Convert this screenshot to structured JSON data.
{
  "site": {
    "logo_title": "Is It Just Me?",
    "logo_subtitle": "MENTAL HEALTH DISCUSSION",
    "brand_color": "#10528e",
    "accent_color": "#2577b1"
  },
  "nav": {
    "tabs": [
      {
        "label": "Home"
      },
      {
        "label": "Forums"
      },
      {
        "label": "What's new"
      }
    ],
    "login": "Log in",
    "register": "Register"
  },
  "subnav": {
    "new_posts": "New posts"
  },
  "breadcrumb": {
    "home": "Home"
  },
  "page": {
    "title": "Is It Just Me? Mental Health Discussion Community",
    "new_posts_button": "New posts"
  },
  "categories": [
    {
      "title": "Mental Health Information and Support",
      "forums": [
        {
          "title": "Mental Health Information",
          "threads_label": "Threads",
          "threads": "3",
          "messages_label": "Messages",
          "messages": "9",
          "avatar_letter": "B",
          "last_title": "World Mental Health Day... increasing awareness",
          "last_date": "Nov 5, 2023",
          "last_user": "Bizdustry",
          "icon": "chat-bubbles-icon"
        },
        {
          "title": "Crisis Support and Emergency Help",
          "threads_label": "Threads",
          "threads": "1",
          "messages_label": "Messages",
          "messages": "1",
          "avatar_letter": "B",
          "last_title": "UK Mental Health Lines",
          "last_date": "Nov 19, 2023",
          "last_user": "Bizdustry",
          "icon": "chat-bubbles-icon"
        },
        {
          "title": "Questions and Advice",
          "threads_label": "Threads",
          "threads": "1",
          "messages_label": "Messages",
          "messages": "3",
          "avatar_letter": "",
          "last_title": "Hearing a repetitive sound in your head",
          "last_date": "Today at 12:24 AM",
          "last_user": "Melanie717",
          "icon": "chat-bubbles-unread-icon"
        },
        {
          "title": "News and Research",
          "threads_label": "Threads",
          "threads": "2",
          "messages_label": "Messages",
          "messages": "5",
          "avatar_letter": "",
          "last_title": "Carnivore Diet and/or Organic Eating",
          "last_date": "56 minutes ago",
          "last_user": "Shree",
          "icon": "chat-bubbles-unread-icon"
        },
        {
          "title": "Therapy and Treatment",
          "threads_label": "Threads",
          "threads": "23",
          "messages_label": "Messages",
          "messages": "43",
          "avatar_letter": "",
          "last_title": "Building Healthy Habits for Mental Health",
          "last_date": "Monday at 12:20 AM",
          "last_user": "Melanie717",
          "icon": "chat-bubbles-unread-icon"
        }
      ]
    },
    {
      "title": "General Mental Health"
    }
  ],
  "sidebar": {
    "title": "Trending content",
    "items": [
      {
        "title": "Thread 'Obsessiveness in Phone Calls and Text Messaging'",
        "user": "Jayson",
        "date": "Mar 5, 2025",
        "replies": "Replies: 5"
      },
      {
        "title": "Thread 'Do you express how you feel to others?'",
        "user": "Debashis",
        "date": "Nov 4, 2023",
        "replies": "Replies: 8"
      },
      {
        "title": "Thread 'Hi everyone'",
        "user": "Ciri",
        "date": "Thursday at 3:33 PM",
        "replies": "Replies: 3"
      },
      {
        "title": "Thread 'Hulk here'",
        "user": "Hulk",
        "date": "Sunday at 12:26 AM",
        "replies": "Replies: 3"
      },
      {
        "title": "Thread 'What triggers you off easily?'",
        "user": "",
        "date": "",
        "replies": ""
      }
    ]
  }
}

_____

THE EXERCISE =
Transcribe the records above exactly as they appear.

COMPLETE OUTPUT =
Convert this screenshot to structured JSON data.
{
  "site": {
    "logo_title": "Is It Just Me?",
    "logo_subtitle": "MENTAL HEALTH DISCUSSION",
    "brand_color": "#10528e",
    "accent_color": "#2577b1"
  },
  "nav": {
    "tabs": [
      {
        "label": "Home"
      },
      {
        "label": "Forums"
      },
      {
        "label": "What's new"
      }
    ],
    "login": "Log in",
    "register": "Register"
  },
  "subnav": {
    "new_posts": "New posts"
  },
  "breadcrumb": {
    "home": "Home"
  },
  "page": {
    "title": "Is It Just Me? Mental Health Discussion Community",
    "new_posts_button": "New posts"
  },
  "categories": [
    {
      "title": "Mental Health Information and Support",
      "forums": [
        {
          "title": "Mental Health Information",
          "threads_label": "Threads",
          "threads": "3",
          "messages_label": "Messages",
          "messages": "9",
          "avatar_letter": "B",
          "last_title": "World Mental Health Day... increasing awareness",
          "last_date": "Nov 5, 2023",
          "last_user": "Bizdustry",
          "icon": "chat-bubbles-icon"
        },
        {
          "title": "Crisis Support and Emergency Help",
          "threads_label": "Threads",
          "threads": "1",
          "messages_label": "Messages",
          "messages": "1",
          "avatar_letter": "B",
          "last_title": "UK Mental Health Lines",
          "last_date": "Nov 19, 2023",
          "last_user": "Bizdustry",
          "icon": "chat-bubbles-icon"
        },
        {
          "title": "Questions and Advice",
          "threads_label": "Threads",
          "threads": "1",
          "messages_label": "Messages",
          "messages": "3",
          "avatar_letter": "",
          "last_title": "Hearing a repetitive sound in your head",
          "last_date": "Today at 12:24 AM",
          "last_user": "Melanie717",
          "icon": "chat-bubbles-unread-icon"
        },
        {
          "title": "News and Research",
          "threads_label": "Threads",
          "threads": "2",
          "messages_label": "Messages",
          "messages": "5",
          "avatar_letter": "",
          "last_title": "Carnivore Diet and/or Organic Eating",
          "last_date": "56 minutes ago",
          "last_user": "Shree",
          "icon": "chat-bubbles-unread-icon"
        },
        {
          "title": "Therapy and Treatment",
          "threads_label": "Threads",
          "threads": "23",
          "messages_label": "Messages",
          "messages": "43",
          "avatar_letter": "",
          "last_title": "Building Healthy Habits for Mental Health",
          "last_date": "Monday at 12:20 AM",
          "last_user": "Melanie717",
          "icon": "chat-bubbles-unread-icon"
        }
      ]
    },
    {
      "title": "General Mental Health"
    }
  ],
  "sidebar": {
    "title": "Trending content",
    "items": [
      {
        "title": "Thread 'Obsessiveness in Phone Calls and Text Messaging'",
        "user": "Jayson",
        "date": "Mar 5, 2025",
        "replies": "Replies: 5"
      },
      {
        "title": "Thread 'Do you express how you feel to others?'",
        "user": "Debashis",
        "date": "Nov 4, 2023",
        "replies": "Replies: 8"
      },
      {
        "title": "Thread 'Hi everyone'",
        "user": "Ciri",
        "date": "Thursday at 3:33 PM",
        "replies": "Replies: 3"
      },
      {
        "title": "Thread 'Hulk here'",
        "user": "Hulk",
        "date": "Sunday at 12:26 AM",
        "replies": "Replies: 3"
      },
      {
        "title": "Thread 'What triggers you off easily?'",
        "user": "",
        "date": "",
        "replies": ""
      }
    ]
  }
}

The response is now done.